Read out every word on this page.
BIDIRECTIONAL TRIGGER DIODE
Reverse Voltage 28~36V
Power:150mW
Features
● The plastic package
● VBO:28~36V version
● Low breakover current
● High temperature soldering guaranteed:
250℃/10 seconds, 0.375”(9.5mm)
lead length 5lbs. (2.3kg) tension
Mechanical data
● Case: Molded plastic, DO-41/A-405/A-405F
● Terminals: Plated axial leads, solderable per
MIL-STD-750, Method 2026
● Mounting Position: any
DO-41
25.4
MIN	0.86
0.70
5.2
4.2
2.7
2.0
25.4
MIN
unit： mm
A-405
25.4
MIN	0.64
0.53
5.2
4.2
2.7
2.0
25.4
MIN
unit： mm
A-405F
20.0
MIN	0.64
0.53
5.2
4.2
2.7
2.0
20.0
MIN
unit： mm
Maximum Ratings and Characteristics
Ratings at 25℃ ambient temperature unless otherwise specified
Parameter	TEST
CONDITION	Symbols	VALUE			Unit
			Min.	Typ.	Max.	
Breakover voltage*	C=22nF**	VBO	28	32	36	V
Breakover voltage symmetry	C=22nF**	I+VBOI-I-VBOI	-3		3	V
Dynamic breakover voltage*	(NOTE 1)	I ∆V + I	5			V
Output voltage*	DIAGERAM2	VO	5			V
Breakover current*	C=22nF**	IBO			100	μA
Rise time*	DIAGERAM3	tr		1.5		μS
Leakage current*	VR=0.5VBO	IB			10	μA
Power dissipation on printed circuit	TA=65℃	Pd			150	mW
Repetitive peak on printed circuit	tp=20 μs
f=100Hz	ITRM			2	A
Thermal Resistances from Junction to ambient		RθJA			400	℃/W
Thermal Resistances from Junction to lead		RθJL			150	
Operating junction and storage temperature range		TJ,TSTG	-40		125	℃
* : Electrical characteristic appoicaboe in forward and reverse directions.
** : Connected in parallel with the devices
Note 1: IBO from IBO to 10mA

━━━━━━━━━━━━━━━━━━━━

Your task is to quote all of the data word for word.

=== Finished answer ===
Read out every word on this page.
BIDIRECTIONAL TRIGGER DIODE
Reverse Voltage 28~36V
Power:150mW
Features
● The plastic package
● VBO:28~36V version
● Low breakover current
● High temperature soldering guaranteed:
250℃/10 seconds, 0.375”(9.5mm)
lead length 5lbs. (2.3kg) tension
Mechanical data
● Case: Molded plastic, DO-41/A-405/A-405F
● Terminals: Plated axial leads, solderable per
MIL-STD-750, Method 2026
● Mounting Position: any
DO-41
25.4
MIN	0.86
0.70
5.2
4.2
2.7
2.0
25.4
MIN
unit： mm
A-405
25.4
MIN	0.64
0.53
5.2
4.2
2.7
2.0
25.4
MIN
unit： mm
A-405F
20.0
MIN	0.64
0.53
5.2
4.2
2.7
2.0
20.0
MIN
unit： mm
Maximum Ratings and Characteristics
Ratings at 25℃ ambient temperature unless otherwise specified
Parameter	TEST
CONDITION	Symbols	VALUE			Unit
			Min.	Typ.	Max.	
Breakover voltage*	C=22nF**	VBO	28	32	36	V
Breakover voltage symmetry	C=22nF**	I+VBOI-I-VBOI	-3		3	V
Dynamic breakover voltage*	(NOTE 1)	I ∆V + I	5			V
Output voltage*	DIAGERAM2	VO	5			V
Breakover current*	C=22nF**	IBO			100	μA
Rise time*	DIAGERAM3	tr		1.5		μS
Leakage current*	VR=0.5VBO	IB			10	μA
Power dissipation on printed circuit	TA=65℃	Pd			150	mW
Repetitive peak on printed circuit	tp=20 μs
f=100Hz	ITRM			2	A
Thermal Resistances from Junction to ambient		RθJA			400	℃/W
Thermal Resistances from Junction to lead		RθJL			150	
Operating junction and storage temperature range		TJ,TSTG	-40		125	℃
* : Electrical characteristic appoicaboe in forward and reverse directions.
** : Connected in parallel with the devices
Note 1: IBO from IBO to 10mA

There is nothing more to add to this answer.